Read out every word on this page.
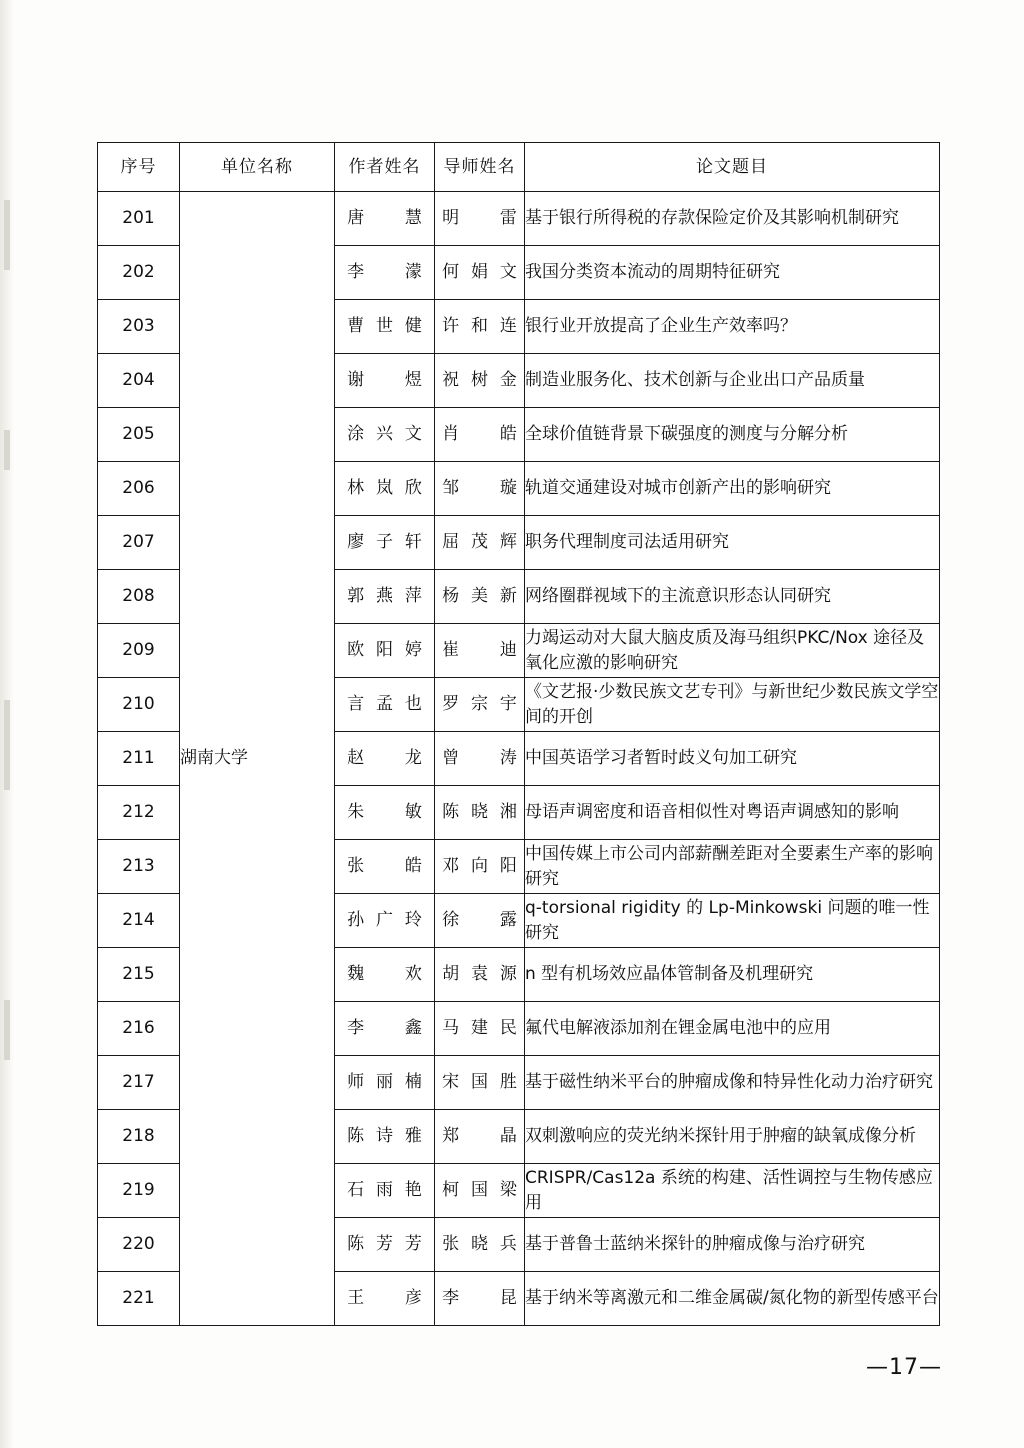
序号	单位名称	作者姓名	导师姓名	论文题目
201	湖南大学	唐 慧	明 雷	基于银行所得税的存款保险定价及其影响机制研究
202		李 濛	何娟文	我国分类资本流动的周期特征研究
203		曹世健	许和连	银行业开放提高了企业生产效率吗？
204		谢 煜	祝树金	制造业服务化、技术创新与企业出口产品质量
205		涂兴文	肖 皓	全球价值链背景下碳强度的测度与分解分析
206		林岚欣	邹 璇	轨道交通建设对城市创新产出的影响研究
207		廖子轩	屈茂辉	职务代理制度司法适用研究
208		郭燕萍	杨美新	网络圈群视域下的主流意识形态认同研究
209		欧阳婷	崔 迪	力竭运动对大鼠大脑皮质及海马组织PKC/Nox 途径及氧化应激的影响研究
210		言孟也	罗宗宇	《文艺报·少数民族文艺专刊》与新世纪少数民族文学空间的开创
211		赵 龙	曾 涛	中国英语学习者暂时歧义句加工研究
212		朱 敏	陈晓湘	母语声调密度和语音相似性对粤语声调感知的影响
213		张 皓	邓向阳	中国传媒上市公司内部薪酬差距对全要素生产率的影响研究
214		孙广玲	徐 露	q-torsional rigidity 的 Lp-Minkowski 问题的唯一性研究
215		魏 欢	胡袁源	n 型有机场效应晶体管制备及机理研究
216		李 鑫	马建民	氟代电解液添加剂在锂金属电池中的应用
217		师丽楠	宋国胜	基于磁性纳米平台的肿瘤成像和特异性化动力治疗研究
218		陈诗雅	郑 晶	双刺激响应的荧光纳米探针用于肿瘤的缺氧成像分析
219		石雨艳	柯国梁	CRISPR/Cas12a 系统的构建、活性调控与生物传感应用
220		陈芳芳	张晓兵	基于普鲁士蓝纳米探针的肿瘤成像与治疗研究
221		王 彦	李 昆	基于纳米等离激元和二维金属碳/氮化物的新型传感平台
—17—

---

The request. Apart from the pictures, the entries above are to be repeated in full and exactly.

Correct result.
Read out every word on this page.
序号	单位名称	作者姓名	导师姓名	论文题目
201	湖南大学	唐 慧	明 雷	基于银行所得税的存款保险定价及其影响机制研究
202		李 濛	何娟文	我国分类资本流动的周期特征研究
203		曹世健	许和连	银行业开放提高了企业生产效率吗？
204		谢 煜	祝树金	制造业服务化、技术创新与企业出口产品质量
205		涂兴文	肖 皓	全球价值链背景下碳强度的测度与分解分析
206		林岚欣	邹 璇	轨道交通建设对城市创新产出的影响研究
207		廖子轩	屈茂辉	职务代理制度司法适用研究
208		郭燕萍	杨美新	网络圈群视域下的主流意识形态认同研究
209		欧阳婷	崔 迪	力竭运动对大鼠大脑皮质及海马组织PKC/Nox 途径及氧化应激的影响研究
210		言孟也	罗宗宇	《文艺报·少数民族文艺专刊》与新世纪少数民族文学空间的开创
211		赵 龙	曾 涛	中国英语学习者暂时歧义句加工研究
212		朱 敏	陈晓湘	母语声调密度和语音相似性对粤语声调感知的影响
213		张 皓	邓向阳	中国传媒上市公司内部薪酬差距对全要素生产率的影响研究
214		孙广玲	徐 露	q-torsional rigidity 的 Lp-Minkowski 问题的唯一性研究
215		魏 欢	胡袁源	n 型有机场效应晶体管制备及机理研究
216		李 鑫	马建民	氟代电解液添加剂在锂金属电池中的应用
217		师丽楠	宋国胜	基于磁性纳米平台的肿瘤成像和特异性化动力治疗研究
218		陈诗雅	郑 晶	双刺激响应的荧光纳米探针用于肿瘤的缺氧成像分析
219		石雨艳	柯国梁	CRISPR/Cas12a 系统的构建、活性调控与生物传感应用
220		陈芳芳	张晓兵	基于普鲁士蓝纳米探针的肿瘤成像与治疗研究
221		王 彦	李 昆	基于纳米等离激元和二维金属碳/氮化物的新型传感平台
—17—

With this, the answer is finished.